··· Selection ···
Chinese Remainder Theorem — Two Clocks, One Unique Hour

The Chinese Remainder Theorem sounds ancient and mystical, and it is both. The statement is deceptively simple: if you know a number's remainder modulo m and its remainder modulo n, and m and n are coprime, then you can reconstruct its remainder modulo mn. But the visual — two clocks ticking side by side, their hands sweeping independently — makes what the theorem is really saying land with a thud. You are looking for the unique hour on a super-clock with mn positions where both sub-clocks show the readings you demand.

The setup: two clocks, two remainders, one unknown

Suppose somebody tells you: "I am thinking of an integer x. When divided by 3 it leaves remainder 2. When divided by 5 it leaves remainder 3. What is x modulo 15?"

Translate this into two clock readings. Clock A has 3 positions (0, 1, 2) and ticks at every integer. Clock B has 5 positions (0, 1, 2, 3, 4) and also ticks at every integer. Both clocks show position 0 at time x = 0, then advance together, each wrapping around with its own period. You want the earliest positive integer x where clock A reads 2 and clock B reads 3 simultaneously.

There are 15 candidate values between 0 and 14. Walking through them one by one is brute force. But with m and n coprime (here \gcd(3, 5) = 1), the two clocks never synchronise the same pair twice in a full cycle of mn. Exactly one hour within \{0, 1, \ldots, mn - 1\} satisfies any pair of demands. That is the Chinese Remainder Theorem.
··· Dataset entries ···
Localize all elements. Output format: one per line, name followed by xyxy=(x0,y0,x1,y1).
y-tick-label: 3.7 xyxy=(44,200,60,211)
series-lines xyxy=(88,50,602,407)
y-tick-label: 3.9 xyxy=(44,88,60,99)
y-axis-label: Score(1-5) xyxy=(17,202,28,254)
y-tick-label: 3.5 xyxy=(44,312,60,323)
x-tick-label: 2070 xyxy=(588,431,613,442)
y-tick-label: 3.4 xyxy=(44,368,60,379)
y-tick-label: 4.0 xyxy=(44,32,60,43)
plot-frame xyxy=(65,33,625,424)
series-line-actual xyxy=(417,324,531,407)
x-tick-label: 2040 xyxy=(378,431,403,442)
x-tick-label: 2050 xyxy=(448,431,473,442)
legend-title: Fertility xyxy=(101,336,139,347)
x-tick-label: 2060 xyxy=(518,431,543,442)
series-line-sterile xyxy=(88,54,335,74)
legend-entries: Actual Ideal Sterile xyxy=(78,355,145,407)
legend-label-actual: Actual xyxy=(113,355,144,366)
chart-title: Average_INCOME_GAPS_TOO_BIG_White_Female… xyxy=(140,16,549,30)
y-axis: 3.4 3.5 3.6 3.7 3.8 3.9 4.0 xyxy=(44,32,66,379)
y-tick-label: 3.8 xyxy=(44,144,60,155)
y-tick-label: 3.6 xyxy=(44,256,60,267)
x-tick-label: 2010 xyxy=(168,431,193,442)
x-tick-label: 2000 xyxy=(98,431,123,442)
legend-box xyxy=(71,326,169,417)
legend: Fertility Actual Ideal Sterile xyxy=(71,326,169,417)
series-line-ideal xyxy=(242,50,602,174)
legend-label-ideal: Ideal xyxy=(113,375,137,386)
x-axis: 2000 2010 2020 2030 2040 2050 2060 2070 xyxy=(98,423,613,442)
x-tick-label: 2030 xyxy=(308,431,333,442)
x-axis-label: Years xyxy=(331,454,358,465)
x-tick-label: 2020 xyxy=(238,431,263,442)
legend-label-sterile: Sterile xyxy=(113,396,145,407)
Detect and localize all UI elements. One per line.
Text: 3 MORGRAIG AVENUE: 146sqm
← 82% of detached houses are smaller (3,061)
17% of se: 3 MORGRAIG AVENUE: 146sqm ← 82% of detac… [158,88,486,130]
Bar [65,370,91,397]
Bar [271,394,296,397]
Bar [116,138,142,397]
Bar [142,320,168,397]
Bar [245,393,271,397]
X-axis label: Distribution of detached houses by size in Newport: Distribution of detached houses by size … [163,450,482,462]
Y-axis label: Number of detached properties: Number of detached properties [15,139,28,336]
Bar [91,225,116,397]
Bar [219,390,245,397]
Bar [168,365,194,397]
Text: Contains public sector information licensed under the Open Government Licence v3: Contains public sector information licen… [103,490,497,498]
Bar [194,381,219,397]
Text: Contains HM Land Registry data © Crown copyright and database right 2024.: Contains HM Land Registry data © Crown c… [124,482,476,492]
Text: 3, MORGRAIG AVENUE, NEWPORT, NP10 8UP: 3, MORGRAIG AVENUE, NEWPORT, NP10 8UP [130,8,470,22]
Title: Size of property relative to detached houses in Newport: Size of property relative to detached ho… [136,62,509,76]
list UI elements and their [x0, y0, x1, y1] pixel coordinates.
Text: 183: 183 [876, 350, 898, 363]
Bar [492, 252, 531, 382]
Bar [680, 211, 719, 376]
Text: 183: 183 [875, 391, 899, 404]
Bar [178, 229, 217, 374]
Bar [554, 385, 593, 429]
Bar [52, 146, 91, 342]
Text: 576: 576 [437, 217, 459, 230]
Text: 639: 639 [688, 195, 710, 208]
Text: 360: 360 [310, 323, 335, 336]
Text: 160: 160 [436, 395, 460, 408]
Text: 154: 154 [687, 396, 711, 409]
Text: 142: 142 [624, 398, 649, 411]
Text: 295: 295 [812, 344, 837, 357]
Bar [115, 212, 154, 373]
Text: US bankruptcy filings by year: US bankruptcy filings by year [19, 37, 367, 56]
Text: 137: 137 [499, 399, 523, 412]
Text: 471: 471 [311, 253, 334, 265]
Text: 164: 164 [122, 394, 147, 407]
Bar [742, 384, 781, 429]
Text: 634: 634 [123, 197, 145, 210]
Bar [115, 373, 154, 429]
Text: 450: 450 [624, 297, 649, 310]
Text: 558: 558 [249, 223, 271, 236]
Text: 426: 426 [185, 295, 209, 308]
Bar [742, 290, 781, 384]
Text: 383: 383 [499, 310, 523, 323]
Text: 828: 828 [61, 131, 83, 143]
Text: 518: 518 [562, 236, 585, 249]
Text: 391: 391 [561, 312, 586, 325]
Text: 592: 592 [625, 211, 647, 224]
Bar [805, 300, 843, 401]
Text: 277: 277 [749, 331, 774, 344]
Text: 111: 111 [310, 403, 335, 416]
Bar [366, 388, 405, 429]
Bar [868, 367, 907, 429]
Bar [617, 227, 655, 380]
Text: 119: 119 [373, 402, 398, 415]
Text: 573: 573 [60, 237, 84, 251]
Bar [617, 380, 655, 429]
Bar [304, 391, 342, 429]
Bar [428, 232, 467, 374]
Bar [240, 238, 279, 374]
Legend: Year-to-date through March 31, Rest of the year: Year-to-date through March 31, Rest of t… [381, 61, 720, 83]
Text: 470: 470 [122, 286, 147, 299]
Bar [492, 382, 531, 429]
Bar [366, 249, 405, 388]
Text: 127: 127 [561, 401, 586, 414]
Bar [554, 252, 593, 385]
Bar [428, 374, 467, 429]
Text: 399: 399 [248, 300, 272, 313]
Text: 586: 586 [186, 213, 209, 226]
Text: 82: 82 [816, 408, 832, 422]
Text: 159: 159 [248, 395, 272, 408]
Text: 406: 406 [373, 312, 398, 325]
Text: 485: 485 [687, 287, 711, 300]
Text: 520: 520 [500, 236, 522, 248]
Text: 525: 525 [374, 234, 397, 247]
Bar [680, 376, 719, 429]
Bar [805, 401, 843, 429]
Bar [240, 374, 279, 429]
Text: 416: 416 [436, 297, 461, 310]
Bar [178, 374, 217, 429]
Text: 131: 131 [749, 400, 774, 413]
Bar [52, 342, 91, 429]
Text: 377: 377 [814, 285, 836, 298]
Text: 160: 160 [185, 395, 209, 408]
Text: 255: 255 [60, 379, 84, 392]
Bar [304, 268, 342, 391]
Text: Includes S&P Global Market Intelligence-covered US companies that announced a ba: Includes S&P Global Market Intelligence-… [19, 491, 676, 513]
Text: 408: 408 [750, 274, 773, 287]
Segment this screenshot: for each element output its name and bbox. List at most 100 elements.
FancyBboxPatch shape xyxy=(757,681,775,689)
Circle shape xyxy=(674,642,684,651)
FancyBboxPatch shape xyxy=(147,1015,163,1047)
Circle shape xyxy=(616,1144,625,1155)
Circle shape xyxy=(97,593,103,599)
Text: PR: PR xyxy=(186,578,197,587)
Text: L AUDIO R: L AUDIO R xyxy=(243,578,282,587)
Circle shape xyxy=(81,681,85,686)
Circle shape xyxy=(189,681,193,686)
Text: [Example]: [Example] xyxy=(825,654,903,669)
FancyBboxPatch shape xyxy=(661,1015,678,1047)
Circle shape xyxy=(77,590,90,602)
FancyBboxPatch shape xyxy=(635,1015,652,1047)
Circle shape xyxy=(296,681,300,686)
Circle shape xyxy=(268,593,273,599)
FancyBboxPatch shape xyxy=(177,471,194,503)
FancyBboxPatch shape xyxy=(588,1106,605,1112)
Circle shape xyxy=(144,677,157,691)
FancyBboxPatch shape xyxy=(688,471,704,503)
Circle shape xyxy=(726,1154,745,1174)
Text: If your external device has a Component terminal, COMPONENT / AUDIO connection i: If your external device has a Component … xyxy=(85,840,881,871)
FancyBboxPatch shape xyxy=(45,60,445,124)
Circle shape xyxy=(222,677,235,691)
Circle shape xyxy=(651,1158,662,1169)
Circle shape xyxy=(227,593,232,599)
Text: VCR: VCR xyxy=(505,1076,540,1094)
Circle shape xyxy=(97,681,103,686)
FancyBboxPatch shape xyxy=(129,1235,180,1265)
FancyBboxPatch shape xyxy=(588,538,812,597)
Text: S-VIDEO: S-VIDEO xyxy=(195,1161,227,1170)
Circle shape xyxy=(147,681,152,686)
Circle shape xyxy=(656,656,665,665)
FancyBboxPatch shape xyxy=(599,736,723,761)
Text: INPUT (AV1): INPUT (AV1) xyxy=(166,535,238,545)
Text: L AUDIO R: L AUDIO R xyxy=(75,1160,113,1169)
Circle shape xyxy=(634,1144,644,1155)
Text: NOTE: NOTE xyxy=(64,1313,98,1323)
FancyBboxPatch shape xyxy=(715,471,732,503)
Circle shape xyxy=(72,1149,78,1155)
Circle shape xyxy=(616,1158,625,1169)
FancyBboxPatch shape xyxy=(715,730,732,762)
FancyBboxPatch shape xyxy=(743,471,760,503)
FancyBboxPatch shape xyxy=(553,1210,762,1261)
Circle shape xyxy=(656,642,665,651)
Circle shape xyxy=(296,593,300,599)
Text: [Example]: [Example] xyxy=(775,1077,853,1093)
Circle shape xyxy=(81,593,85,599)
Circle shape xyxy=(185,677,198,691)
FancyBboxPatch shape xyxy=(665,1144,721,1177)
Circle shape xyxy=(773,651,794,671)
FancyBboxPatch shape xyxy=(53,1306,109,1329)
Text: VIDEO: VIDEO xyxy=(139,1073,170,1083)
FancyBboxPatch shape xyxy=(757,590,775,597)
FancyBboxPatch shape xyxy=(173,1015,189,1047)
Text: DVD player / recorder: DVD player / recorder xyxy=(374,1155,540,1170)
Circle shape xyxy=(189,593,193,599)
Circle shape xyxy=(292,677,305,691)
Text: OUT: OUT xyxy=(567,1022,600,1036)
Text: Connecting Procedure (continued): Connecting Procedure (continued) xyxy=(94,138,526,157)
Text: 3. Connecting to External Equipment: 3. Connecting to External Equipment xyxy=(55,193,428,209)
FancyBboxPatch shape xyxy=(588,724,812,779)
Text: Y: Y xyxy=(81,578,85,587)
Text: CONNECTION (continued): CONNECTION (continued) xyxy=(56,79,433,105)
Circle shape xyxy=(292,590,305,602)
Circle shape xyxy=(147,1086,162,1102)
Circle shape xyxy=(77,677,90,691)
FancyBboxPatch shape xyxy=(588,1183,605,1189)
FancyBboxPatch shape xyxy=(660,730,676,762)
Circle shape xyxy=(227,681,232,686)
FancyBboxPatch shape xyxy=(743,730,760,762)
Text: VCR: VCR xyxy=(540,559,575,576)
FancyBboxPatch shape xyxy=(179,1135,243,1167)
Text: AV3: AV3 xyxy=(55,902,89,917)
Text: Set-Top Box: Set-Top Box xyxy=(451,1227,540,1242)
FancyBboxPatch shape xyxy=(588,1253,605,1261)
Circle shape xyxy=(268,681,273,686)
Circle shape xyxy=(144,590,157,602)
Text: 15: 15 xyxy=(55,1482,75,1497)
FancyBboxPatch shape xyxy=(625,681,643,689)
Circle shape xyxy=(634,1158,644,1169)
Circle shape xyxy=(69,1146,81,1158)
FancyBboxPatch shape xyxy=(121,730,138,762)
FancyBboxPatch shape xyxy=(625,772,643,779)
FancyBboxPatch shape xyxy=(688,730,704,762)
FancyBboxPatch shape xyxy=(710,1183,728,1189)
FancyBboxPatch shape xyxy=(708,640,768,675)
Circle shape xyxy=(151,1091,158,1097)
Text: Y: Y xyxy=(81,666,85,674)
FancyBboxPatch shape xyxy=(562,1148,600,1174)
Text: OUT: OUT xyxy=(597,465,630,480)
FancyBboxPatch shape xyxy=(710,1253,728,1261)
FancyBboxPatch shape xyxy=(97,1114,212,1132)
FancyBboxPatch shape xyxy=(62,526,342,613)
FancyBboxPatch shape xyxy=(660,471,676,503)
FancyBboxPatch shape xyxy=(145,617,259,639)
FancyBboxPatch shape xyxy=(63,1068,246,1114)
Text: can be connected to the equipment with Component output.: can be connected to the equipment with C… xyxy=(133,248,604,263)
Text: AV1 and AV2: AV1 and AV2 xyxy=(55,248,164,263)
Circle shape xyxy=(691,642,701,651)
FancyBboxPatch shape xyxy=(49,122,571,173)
···
- What needs to be done -
Answer these about the two-clocks text on the Chinese Remainder Theorem:
(a) What condition must m and n meet for the theorem to apply?
(b) How many positions does Clock B have?
(c) How many candidate values lie between 0 and 14?

- The reply -
(a) They must be coprime.
(b) Five (0, 1, 2, 3, 4).
(c) 15.